---- Rows
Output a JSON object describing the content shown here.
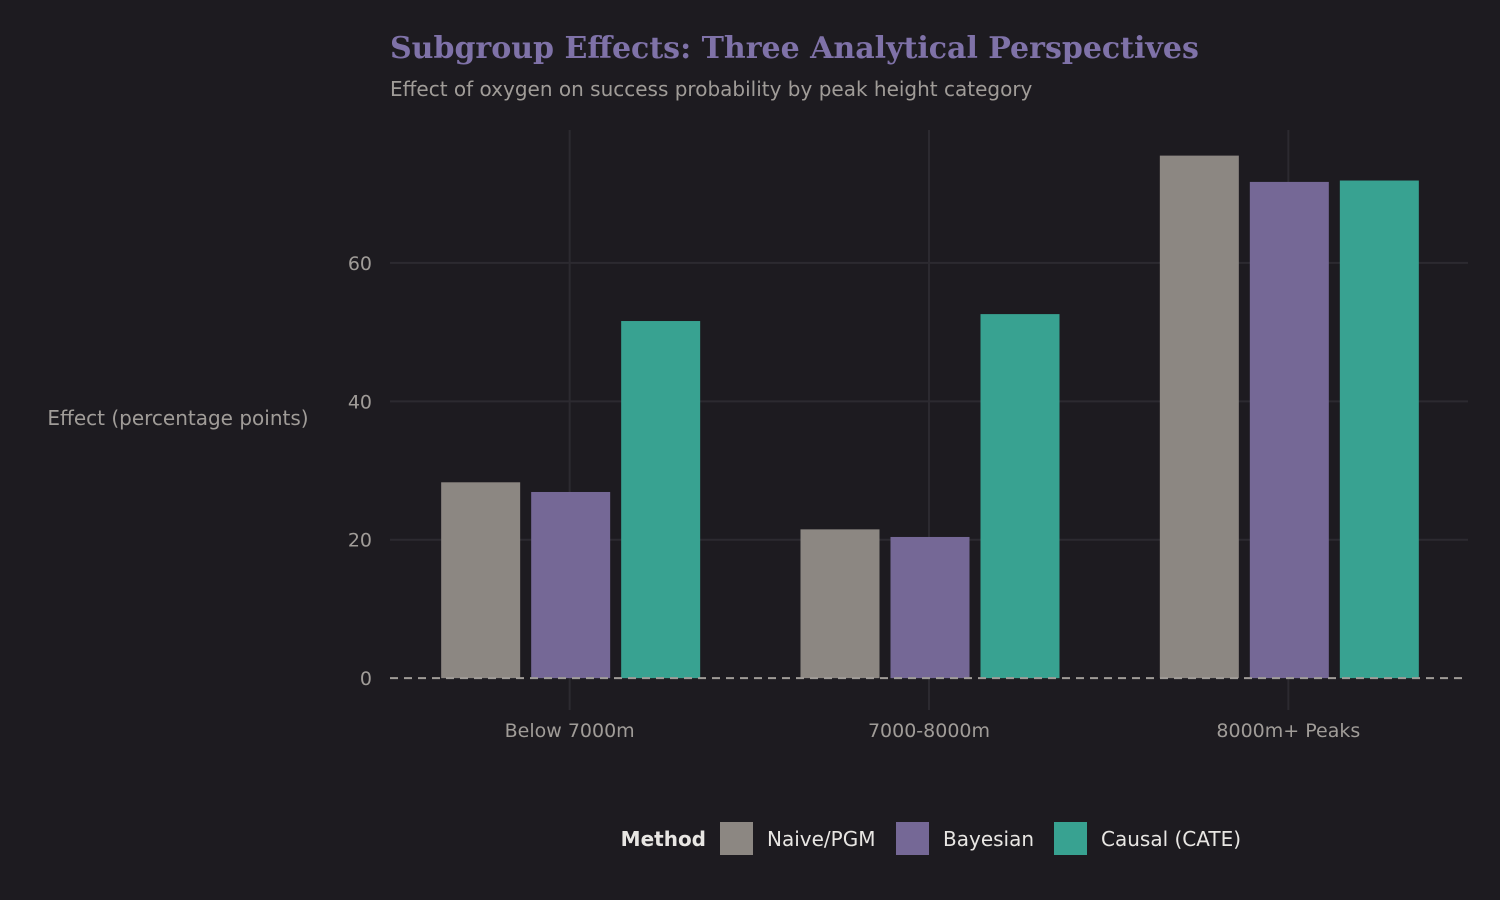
{
  "chart_data": {
    "type": "bar",
    "title": "Subgroup Effects: Three Analytical Perspectives",
    "subtitle": "Effect of oxygen on success probability by peak height category",
    "xlabel": "",
    "ylabel": "Effect (percentage points)",
    "categories": [
      "Below 7000m",
      "7000-8000m",
      "8000m+ Peaks"
    ],
    "series": [
      {
        "name": "Naive/PGM",
        "color": "#8c8782",
        "values": [
          28.3,
          21.5,
          75.5
        ]
      },
      {
        "name": "Bayesian",
        "color": "#756896",
        "values": [
          26.9,
          20.4,
          71.7
        ]
      },
      {
        "name": "Causal (CATE)",
        "color": "#38a291",
        "values": [
          51.6,
          52.6,
          71.9
        ]
      }
    ],
    "ylim": [
      -4.6,
      79.2
    ],
    "yticks": [
      0,
      20,
      40,
      60
    ],
    "grid": true,
    "reference_line": 0,
    "legend": {
      "title": "Method",
      "position": "bottom"
    }
  }
}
--------
**What needs to be done**
Repeat each line of the records above exactly, but do not copy the pictures.

**Answer in full**
Output a JSON object describing the content shown here.
{
  "chart_data": {
    "type": "bar",
    "title": "Subgroup Effects: Three Analytical Perspectives",
    "subtitle": "Effect of oxygen on success probability by peak height category",
    "xlabel": "",
    "ylabel": "Effect (percentage points)",
    "categories": [
      "Below 7000m",
      "7000-8000m",
      "8000m+ Peaks"
    ],
    "series": [
      {
        "name": "Naive/PGM",
        "color": "#8c8782",
        "values": [
          28.3,
          21.5,
          75.5
        ]
      },
      {
        "name": "Bayesian",
        "color": "#756896",
        "values": [
          26.9,
          20.4,
          71.7
        ]
      },
      {
        "name": "Causal (CATE)",
        "color": "#38a291",
        "values": [
          51.6,
          52.6,
          71.9
        ]
      }
    ],
    "ylim": [
      -4.6,
      79.2
    ],
    "yticks": [
      0,
      20,
      40,
      60
    ],
    "grid": true,
    "reference_line": 0,
    "legend": {
      "title": "Method",
      "position": "bottom"
    }
  }
}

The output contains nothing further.